━━ Record excerpts ━━

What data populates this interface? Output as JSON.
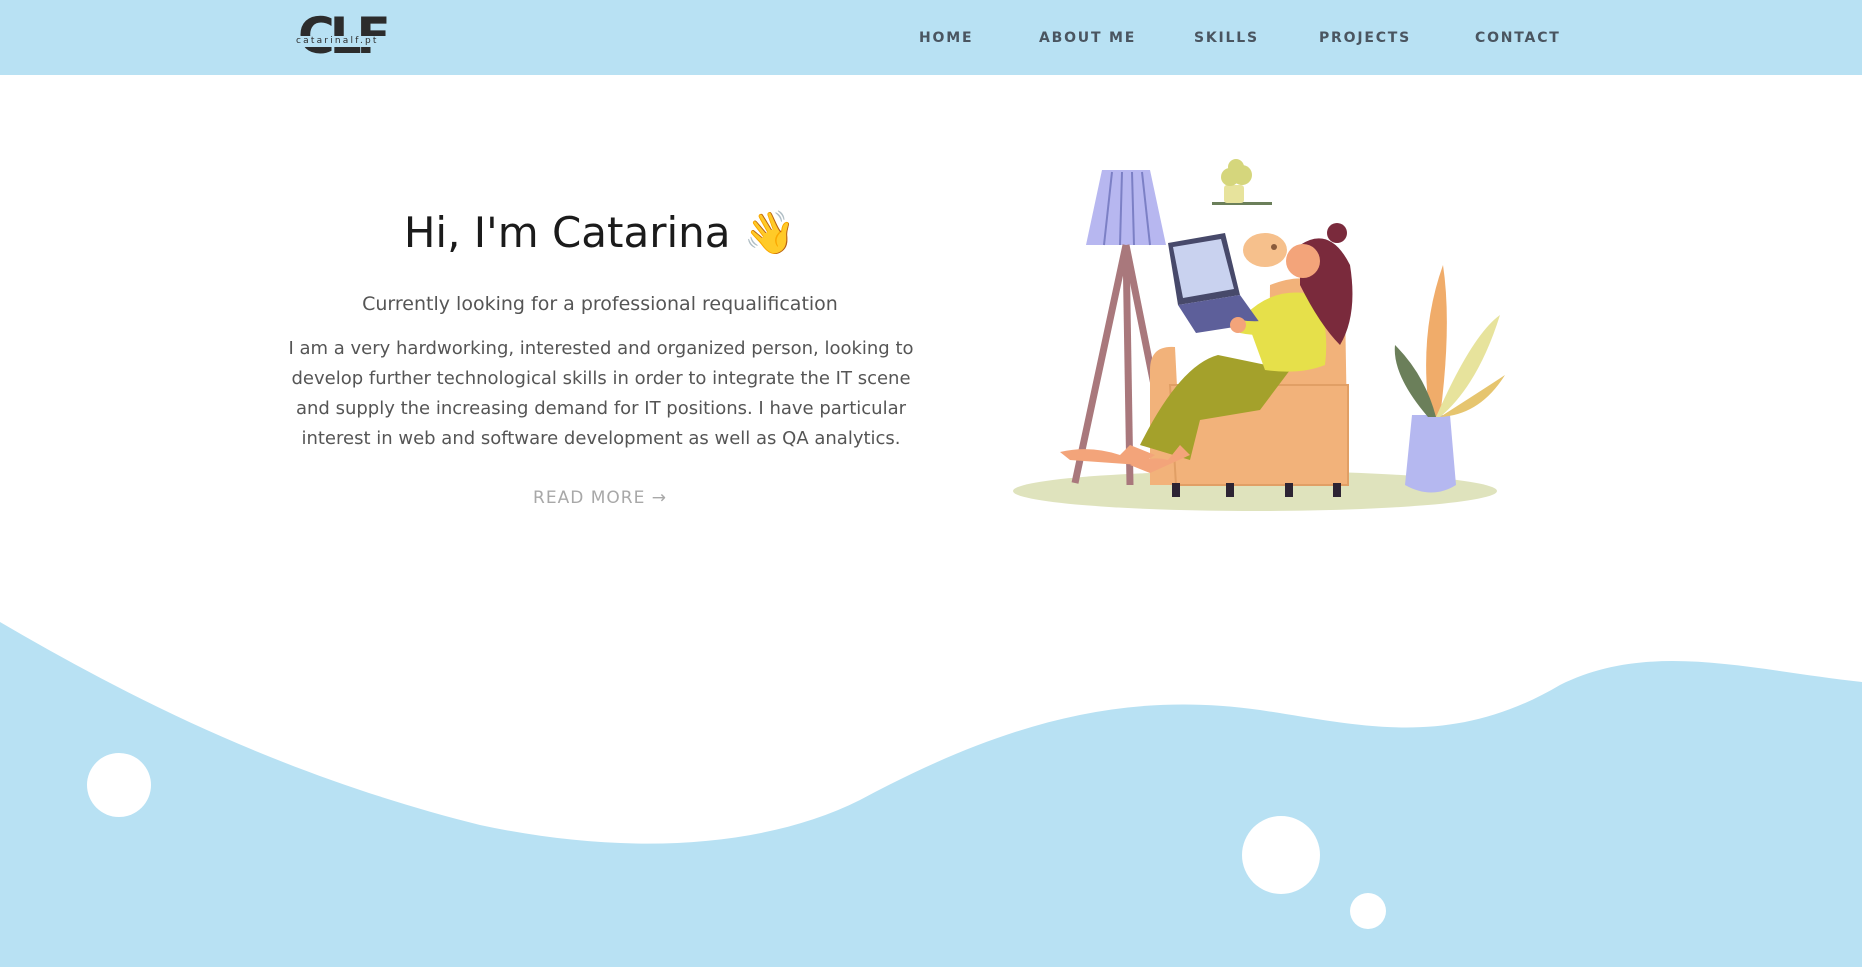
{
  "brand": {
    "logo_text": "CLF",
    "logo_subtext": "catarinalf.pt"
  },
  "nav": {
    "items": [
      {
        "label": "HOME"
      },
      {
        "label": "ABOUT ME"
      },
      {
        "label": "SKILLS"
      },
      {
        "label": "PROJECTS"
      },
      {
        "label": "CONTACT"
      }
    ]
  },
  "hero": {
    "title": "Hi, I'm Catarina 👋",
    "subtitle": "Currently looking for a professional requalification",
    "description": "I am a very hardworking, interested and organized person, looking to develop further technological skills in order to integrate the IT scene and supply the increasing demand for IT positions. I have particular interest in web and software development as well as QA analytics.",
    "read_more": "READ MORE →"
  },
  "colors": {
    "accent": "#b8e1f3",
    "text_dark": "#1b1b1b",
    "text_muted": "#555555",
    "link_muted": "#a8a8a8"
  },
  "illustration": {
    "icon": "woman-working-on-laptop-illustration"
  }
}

━━━

Task directions. Retype each entry precisely. Skip images entirely.

Complete answer.
What data populates this interface? Output as JSON.
{
  "brand": {
    "logo_text": "CLF",
    "logo_subtext": "catarinalf.pt"
  },
  "nav": {
    "items": [
      {
        "label": "HOME"
      },
      {
        "label": "ABOUT ME"
      },
      {
        "label": "SKILLS"
      },
      {
        "label": "PROJECTS"
      },
      {
        "label": "CONTACT"
      }
    ]
  },
  "hero": {
    "title": "Hi, I'm Catarina 👋",
    "subtitle": "Currently looking for a professional requalification",
    "description": "I am a very hardworking, interested and organized person, looking to develop further technological skills in order to integrate the IT scene and supply the increasing demand for IT positions. I have particular interest in web and software development as well as QA analytics.",
    "read_more": "READ MORE →"
  },
  "colors": {
    "accent": "#b8e1f3",
    "text_dark": "#1b1b1b",
    "text_muted": "#555555",
    "link_muted": "#a8a8a8"
  },
  "illustration": {
    "icon": "woman-working-on-laptop-illustration"
  }
}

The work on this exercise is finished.